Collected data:
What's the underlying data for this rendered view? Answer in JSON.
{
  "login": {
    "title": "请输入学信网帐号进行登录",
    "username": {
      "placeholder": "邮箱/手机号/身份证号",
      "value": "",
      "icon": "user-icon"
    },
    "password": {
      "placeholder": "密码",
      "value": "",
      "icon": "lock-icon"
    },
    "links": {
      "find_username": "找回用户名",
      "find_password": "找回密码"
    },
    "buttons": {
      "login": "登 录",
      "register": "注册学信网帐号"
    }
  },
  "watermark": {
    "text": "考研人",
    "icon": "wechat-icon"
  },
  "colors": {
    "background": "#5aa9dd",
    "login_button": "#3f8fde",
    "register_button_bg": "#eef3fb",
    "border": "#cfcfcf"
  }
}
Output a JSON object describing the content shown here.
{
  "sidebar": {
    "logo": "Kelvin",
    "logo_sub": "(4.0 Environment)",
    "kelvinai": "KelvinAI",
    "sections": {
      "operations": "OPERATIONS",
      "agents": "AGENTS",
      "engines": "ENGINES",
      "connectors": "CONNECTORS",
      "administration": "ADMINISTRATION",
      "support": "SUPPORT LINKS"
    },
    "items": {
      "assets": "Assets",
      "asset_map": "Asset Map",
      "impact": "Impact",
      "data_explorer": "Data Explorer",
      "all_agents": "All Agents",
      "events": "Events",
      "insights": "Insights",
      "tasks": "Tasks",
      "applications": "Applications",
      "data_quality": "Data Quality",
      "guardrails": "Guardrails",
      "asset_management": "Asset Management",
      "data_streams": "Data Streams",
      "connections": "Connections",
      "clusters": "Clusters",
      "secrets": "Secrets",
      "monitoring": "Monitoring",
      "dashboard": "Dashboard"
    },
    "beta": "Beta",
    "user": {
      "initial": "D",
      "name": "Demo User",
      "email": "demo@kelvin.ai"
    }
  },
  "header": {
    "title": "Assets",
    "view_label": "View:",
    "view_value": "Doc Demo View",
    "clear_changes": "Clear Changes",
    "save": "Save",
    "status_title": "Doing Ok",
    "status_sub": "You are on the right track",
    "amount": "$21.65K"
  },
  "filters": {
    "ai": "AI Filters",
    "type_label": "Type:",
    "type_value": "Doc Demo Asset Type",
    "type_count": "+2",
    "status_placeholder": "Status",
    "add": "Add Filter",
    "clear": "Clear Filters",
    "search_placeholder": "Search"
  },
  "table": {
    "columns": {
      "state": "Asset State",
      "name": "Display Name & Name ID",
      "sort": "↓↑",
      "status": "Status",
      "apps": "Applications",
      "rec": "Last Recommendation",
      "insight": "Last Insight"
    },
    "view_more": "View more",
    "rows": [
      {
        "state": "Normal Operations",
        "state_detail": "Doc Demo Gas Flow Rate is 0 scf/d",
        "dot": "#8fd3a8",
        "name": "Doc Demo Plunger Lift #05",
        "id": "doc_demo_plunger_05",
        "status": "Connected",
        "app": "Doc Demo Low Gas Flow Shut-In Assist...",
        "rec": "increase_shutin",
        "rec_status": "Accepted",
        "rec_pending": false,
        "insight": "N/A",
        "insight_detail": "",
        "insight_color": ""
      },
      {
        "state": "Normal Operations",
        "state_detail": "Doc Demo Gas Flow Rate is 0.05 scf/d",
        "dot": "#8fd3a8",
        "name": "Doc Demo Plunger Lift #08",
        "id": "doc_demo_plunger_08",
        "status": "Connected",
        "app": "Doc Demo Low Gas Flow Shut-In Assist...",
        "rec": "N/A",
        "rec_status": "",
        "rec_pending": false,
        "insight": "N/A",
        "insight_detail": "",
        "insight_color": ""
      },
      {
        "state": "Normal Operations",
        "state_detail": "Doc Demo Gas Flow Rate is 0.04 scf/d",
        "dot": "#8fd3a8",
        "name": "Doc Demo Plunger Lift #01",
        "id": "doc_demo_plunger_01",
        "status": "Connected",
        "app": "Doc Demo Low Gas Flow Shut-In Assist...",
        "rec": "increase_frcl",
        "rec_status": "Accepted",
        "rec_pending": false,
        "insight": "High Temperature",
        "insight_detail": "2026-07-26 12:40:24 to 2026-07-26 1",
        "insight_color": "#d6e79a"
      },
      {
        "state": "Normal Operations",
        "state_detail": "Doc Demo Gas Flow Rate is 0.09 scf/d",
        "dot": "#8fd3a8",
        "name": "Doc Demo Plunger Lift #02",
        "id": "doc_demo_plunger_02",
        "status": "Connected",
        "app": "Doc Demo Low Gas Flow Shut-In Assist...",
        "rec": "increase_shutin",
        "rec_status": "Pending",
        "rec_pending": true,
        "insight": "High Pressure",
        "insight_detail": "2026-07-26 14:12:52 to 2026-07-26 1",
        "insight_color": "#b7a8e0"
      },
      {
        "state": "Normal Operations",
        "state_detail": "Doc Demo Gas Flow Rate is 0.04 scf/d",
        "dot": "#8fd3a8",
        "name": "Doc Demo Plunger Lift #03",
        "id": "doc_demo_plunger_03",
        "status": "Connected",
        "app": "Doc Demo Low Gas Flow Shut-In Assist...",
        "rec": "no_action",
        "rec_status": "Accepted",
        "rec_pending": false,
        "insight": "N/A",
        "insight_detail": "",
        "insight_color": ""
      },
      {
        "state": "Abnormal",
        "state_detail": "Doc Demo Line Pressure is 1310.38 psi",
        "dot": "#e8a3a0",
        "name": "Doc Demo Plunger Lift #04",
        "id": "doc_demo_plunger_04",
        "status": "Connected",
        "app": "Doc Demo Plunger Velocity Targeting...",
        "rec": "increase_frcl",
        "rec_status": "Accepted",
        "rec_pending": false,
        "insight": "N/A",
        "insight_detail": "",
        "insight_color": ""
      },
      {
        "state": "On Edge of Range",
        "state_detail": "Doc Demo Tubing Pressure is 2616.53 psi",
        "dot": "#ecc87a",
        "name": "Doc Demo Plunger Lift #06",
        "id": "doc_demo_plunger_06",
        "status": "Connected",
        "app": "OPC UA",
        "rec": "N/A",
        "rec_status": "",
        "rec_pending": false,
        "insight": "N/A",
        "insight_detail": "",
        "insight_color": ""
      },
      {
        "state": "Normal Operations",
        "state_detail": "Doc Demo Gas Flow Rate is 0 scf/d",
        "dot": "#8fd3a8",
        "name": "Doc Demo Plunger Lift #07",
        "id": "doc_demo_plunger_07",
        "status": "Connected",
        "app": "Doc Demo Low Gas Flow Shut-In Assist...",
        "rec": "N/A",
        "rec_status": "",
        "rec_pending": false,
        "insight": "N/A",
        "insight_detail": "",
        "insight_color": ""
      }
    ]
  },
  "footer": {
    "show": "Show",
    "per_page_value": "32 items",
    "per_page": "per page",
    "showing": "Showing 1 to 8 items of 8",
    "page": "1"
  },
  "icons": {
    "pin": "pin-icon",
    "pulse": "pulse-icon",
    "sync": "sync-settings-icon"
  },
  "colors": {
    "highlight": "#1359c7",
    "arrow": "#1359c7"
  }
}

[Written instruction] In this exercise, repeat all entries exactly.

[Exercise result]
What's the underlying data for this rendered view? Answer in JSON.
{
  "login": {
    "title": "请输入学信网帐号进行登录",
    "username": {
      "placeholder": "邮箱/手机号/身份证号",
      "value": "",
      "icon": "user-icon"
    },
    "password": {
      "placeholder": "密码",
      "value": "",
      "icon": "lock-icon"
    },
    "links": {
      "find_username": "找回用户名",
      "find_password": "找回密码"
    },
    "buttons": {
      "login": "登 录",
      "register": "注册学信网帐号"
    }
  },
  "watermark": {
    "text": "考研人",
    "icon": "wechat-icon"
  },
  "colors": {
    "background": "#5aa9dd",
    "login_button": "#3f8fde",
    "register_button_bg": "#eef3fb",
    "border": "#cfcfcf"
  }
}
Output a JSON object describing the content shown here.
{
  "sidebar": {
    "logo": "Kelvin",
    "logo_sub": "(4.0 Environment)",
    "kelvinai": "KelvinAI",
    "sections": {
      "operations": "OPERATIONS",
      "agents": "AGENTS",
      "engines": "ENGINES",
      "connectors": "CONNECTORS",
      "administration": "ADMINISTRATION",
      "support": "SUPPORT LINKS"
    },
    "items": {
      "assets": "Assets",
      "asset_map": "Asset Map",
      "impact": "Impact",
      "data_explorer": "Data Explorer",
      "all_agents": "All Agents",
      "events": "Events",
      "insights": "Insights",
      "tasks": "Tasks",
      "applications": "Applications",
      "data_quality": "Data Quality",
      "guardrails": "Guardrails",
      "asset_management": "Asset Management",
      "data_streams": "Data Streams",
      "connections": "Connections",
      "clusters": "Clusters",
      "secrets": "Secrets",
      "monitoring": "Monitoring",
      "dashboard": "Dashboard"
    },
    "beta": "Beta",
    "user": {
      "initial": "D",
      "name": "Demo User",
      "email": "demo@kelvin.ai"
    }
  },
  "header": {
    "title": "Assets",
    "view_label": "View:",
    "view_value": "Doc Demo View",
    "clear_changes": "Clear Changes",
    "save": "Save",
    "status_title": "Doing Ok",
    "status_sub": "You are on the right track",
    "amount": "$21.65K"
  },
  "filters": {
    "ai": "AI Filters",
    "type_label": "Type:",
    "type_value": "Doc Demo Asset Type",
    "type_count": "+2",
    "status_placeholder": "Status",
    "add": "Add Filter",
    "clear": "Clear Filters",
    "search_placeholder": "Search"
  },
  "table": {
    "columns": {
      "state": "Asset State",
      "name": "Display Name & Name ID",
      "sort": "↓↑",
      "status": "Status",
      "apps": "Applications",
      "rec": "Last Recommendation",
      "insight": "Last Insight"
    },
    "view_more": "View more",
    "rows": [
      {
        "state": "Normal Operations",
        "state_detail": "Doc Demo Gas Flow Rate is 0 scf/d",
        "dot": "#8fd3a8",
        "name": "Doc Demo Plunger Lift #05",
        "id": "doc_demo_plunger_05",
        "status": "Connected",
        "app": "Doc Demo Low Gas Flow Shut-In Assist...",
        "rec": "increase_shutin",
        "rec_status": "Accepted",
        "rec_pending": false,
        "insight": "N/A",
        "insight_detail": "",
        "insight_color": ""
      },
      {
        "state": "Normal Operations",
        "state_detail": "Doc Demo Gas Flow Rate is 0.05 scf/d",
        "dot": "#8fd3a8",
        "name": "Doc Demo Plunger Lift #08",
        "id": "doc_demo_plunger_08",
        "status": "Connected",
        "app": "Doc Demo Low Gas Flow Shut-In Assist...",
        "rec": "N/A",
        "rec_status": "",
        "rec_pending": false,
        "insight": "N/A",
        "insight_detail": "",
        "insight_color": ""
      },
      {
        "state": "Normal Operations",
        "state_detail": "Doc Demo Gas Flow Rate is 0.04 scf/d",
        "dot": "#8fd3a8",
        "name": "Doc Demo Plunger Lift #01",
        "id": "doc_demo_plunger_01",
        "status": "Connected",
        "app": "Doc Demo Low Gas Flow Shut-In Assist...",
        "rec": "increase_frcl",
        "rec_status": "Accepted",
        "rec_pending": false,
        "insight": "High Temperature",
        "insight_detail": "2026-07-26 12:40:24 to 2026-07-26 1",
        "insight_color": "#d6e79a"
      },
      {
        "state": "Normal Operations",
        "state_detail": "Doc Demo Gas Flow Rate is 0.09 scf/d",
        "dot": "#8fd3a8",
        "name": "Doc Demo Plunger Lift #02",
        "id": "doc_demo_plunger_02",
        "status": "Connected",
        "app": "Doc Demo Low Gas Flow Shut-In Assist...",
        "rec": "increase_shutin",
        "rec_status": "Pending",
        "rec_pending": true,
        "insight": "High Pressure",
        "insight_detail": "2026-07-26 14:12:52 to 2026-07-26 1",
        "insight_color": "#b7a8e0"
      },
      {
        "state": "Normal Operations",
        "state_detail": "Doc Demo Gas Flow Rate is 0.04 scf/d",
        "dot": "#8fd3a8",
        "name": "Doc Demo Plunger Lift #03",
        "id": "doc_demo_plunger_03",
        "status": "Connected",
        "app": "Doc Demo Low Gas Flow Shut-In Assist...",
        "rec": "no_action",
        "rec_status": "Accepted",
        "rec_pending": false,
        "insight": "N/A",
        "insight_detail": "",
        "insight_color": ""
      },
      {
        "state": "Abnormal",
        "state_detail": "Doc Demo Line Pressure is 1310.38 psi",
        "dot": "#e8a3a0",
        "name": "Doc Demo Plunger Lift #04",
        "id": "doc_demo_plunger_04",
        "status": "Connected",
        "app": "Doc Demo Plunger Velocity Targeting...",
        "rec": "increase_frcl",
        "rec_status": "Accepted",
        "rec_pending": false,
        "insight": "N/A",
        "insight_detail": "",
        "insight_color": ""
      },
      {
        "state": "On Edge of Range",
        "state_detail": "Doc Demo Tubing Pressure is 2616.53 psi",
        "dot": "#ecc87a",
        "name": "Doc Demo Plunger Lift #06",
        "id": "doc_demo_plunger_06",
        "status": "Connected",
        "app": "OPC UA",
        "rec": "N/A",
        "rec_status": "",
        "rec_pending": false,
        "insight": "N/A",
        "insight_detail": "",
        "insight_color": ""
      },
      {
        "state": "Normal Operations",
        "state_detail": "Doc Demo Gas Flow Rate is 0 scf/d",
        "dot": "#8fd3a8",
        "name": "Doc Demo Plunger Lift #07",
        "id": "doc_demo_plunger_07",
        "status": "Connected",
        "app": "Doc Demo Low Gas Flow Shut-In Assist...",
        "rec": "N/A",
        "rec_status": "",
        "rec_pending": false,
        "insight": "N/A",
        "insight_detail": "",
        "insight_color": ""
      }
    ]
  },
  "footer": {
    "show": "Show",
    "per_page_value": "32 items",
    "per_page": "per page",
    "showing": "Showing 1 to 8 items of 8",
    "page": "1"
  },
  "icons": {
    "pin": "pin-icon",
    "pulse": "pulse-icon",
    "sync": "sync-settings-icon"
  },
  "colors": {
    "highlight": "#1359c7",
    "arrow": "#1359c7"
  }
}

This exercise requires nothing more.